-------- DATA SHOWN

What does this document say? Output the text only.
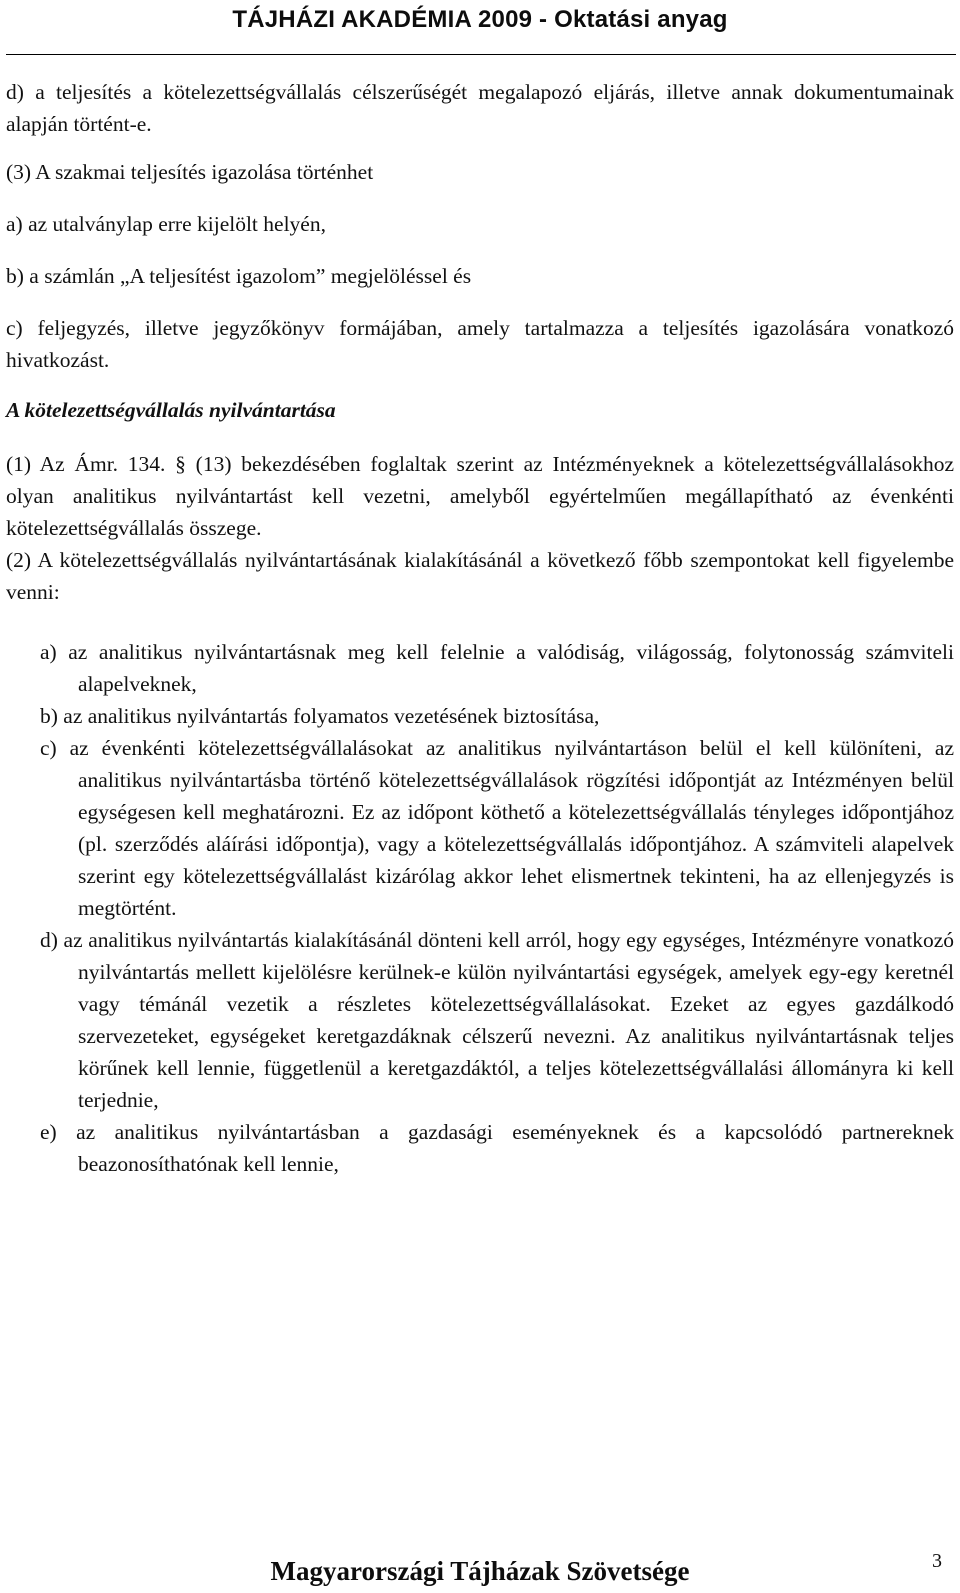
TÁJHÁZI AKADÉMIA 2009 - Oktatási anyag

d) a teljesítés a kötelezettségvállalás célszerűségét megalapozó eljárás, illetve annak dokumentumainak alapján történt-e.

(3) A szakmai teljesítés igazolása történhet

a) az utalványlap erre kijelölt helyén,

b) a számlán „A teljesítést igazolom” megjelöléssel és

c) feljegyzés, illetve jegyzőkönyv formájában, amely tartalmazza a teljesítés igazolására vonatkozó hivatkozást.

A kötelezettségvállalás nyilvántartása

(1) Az Ámr. 134. § (13) bekezdésében foglaltak szerint az Intézményeknek a kötelezettségvállalásokhoz olyan analitikus nyilvántartást kell vezetni, amelyből egyértelműen megállapítható az évenkénti kötelezettségvállalás összege.

(2) A kötelezettségvállalás nyilvántartásának kialakításánál a következő főbb szempontokat kell figyelembe venni:

a) az analitikus nyilvántartásnak meg kell felelnie a valódiság, világosság, folytonosság számviteli alapelveknek,

b) az analitikus nyilvántartás folyamatos vezetésének biztosítása,

c) az évenkénti kötelezettségvállalásokat az analitikus nyilvántartáson belül el kell különíteni, az analitikus nyilvántartásba történő kötelezettségvállalások rögzítési időpontját az Intézményen belül egységesen kell meghatározni. Ez az időpont köthető a kötelezettségvállalás tényleges időpontjához (pl. szerződés aláírási időpontja), vagy a kötelezettségvállalás időpontjához. A számviteli alapelvek szerint egy kötelezettségvállalást kizárólag akkor lehet elismertnek tekinteni, ha az ellenjegyzés is megtörtént.

d) az analitikus nyilvántartás kialakításánál dönteni kell arról, hogy egy egységes, Intézményre vonatkozó nyilvántartás mellett kijelölésre kerülnek-e külön nyilvántartási egységek, amelyek egy-egy keretnél vagy témánál vezetik a részletes kötelezettségvállalásokat. Ezeket az egyes gazdálkodó szervezeteket, egységeket keretgazdáknak célszerű nevezni. Az analitikus nyilvántartásnak teljes körűnek kell lennie, függetlenül a keretgazdáktól, a teljes kötelezettségvállalási állományra ki kell terjednie,

e) az analitikus nyilvántartásban a gazdasági eseményeknek és a kapcsolódó partnereknek beazonosíthatónak kell lennie,

Magyarországi Tájházak Szövetsége	3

----------------

- **WRITTEN REQUEST**:
Pictures stay out of the copy; please restate every record above exactly.

- **RESPONSE TO THIS TASK**:
What does this document say? Output the text only.
TÁJHÁZI AKADÉMIA 2009 - Oktatási anyag

d) a teljesítés a kötelezettségvállalás célszerűségét megalapozó eljárás, illetve annak dokumentumainak alapján történt-e.

(3) A szakmai teljesítés igazolása történhet

a) az utalványlap erre kijelölt helyén,

b) a számlán „A teljesítést igazolom” megjelöléssel és

c) feljegyzés, illetve jegyzőkönyv formájában, amely tartalmazza a teljesítés igazolására vonatkozó hivatkozást.

A kötelezettségvállalás nyilvántartása

(1) Az Ámr. 134. § (13) bekezdésében foglaltak szerint az Intézményeknek a kötelezettségvállalásokhoz olyan analitikus nyilvántartást kell vezetni, amelyből egyértelműen megállapítható az évenkénti kötelezettségvállalás összege.

(2) A kötelezettségvállalás nyilvántartásának kialakításánál a következő főbb szempontokat kell figyelembe venni:

a) az analitikus nyilvántartásnak meg kell felelnie a valódiság, világosság, folytonosság számviteli alapelveknek,

b) az analitikus nyilvántartás folyamatos vezetésének biztosítása,

c) az évenkénti kötelezettségvállalásokat az analitikus nyilvántartáson belül el kell különíteni, az analitikus nyilvántartásba történő kötelezettségvállalások rögzítési időpontját az Intézményen belül egységesen kell meghatározni. Ez az időpont köthető a kötelezettségvállalás tényleges időpontjához (pl. szerződés aláírási időpontja), vagy a kötelezettségvállalás időpontjához. A számviteli alapelvek szerint egy kötelezettségvállalást kizárólag akkor lehet elismertnek tekinteni, ha az ellenjegyzés is megtörtént.

d) az analitikus nyilvántartás kialakításánál dönteni kell arról, hogy egy egységes, Intézményre vonatkozó nyilvántartás mellett kijelölésre kerülnek-e külön nyilvántartási egységek, amelyek egy-egy keretnél vagy témánál vezetik a részletes kötelezettségvállalásokat. Ezeket az egyes gazdálkodó szervezeteket, egységeket keretgazdáknak célszerű nevezni. Az analitikus nyilvántartásnak teljes körűnek kell lennie, függetlenül a keretgazdáktól, a teljes kötelezettségvállalási állományra ki kell terjednie,

e) az analitikus nyilvántartásban a gazdasági eseményeknek és a kapcsolódó partnereknek beazonosíthatónak kell lennie,

Magyarországi Tájházak Szövetsége	3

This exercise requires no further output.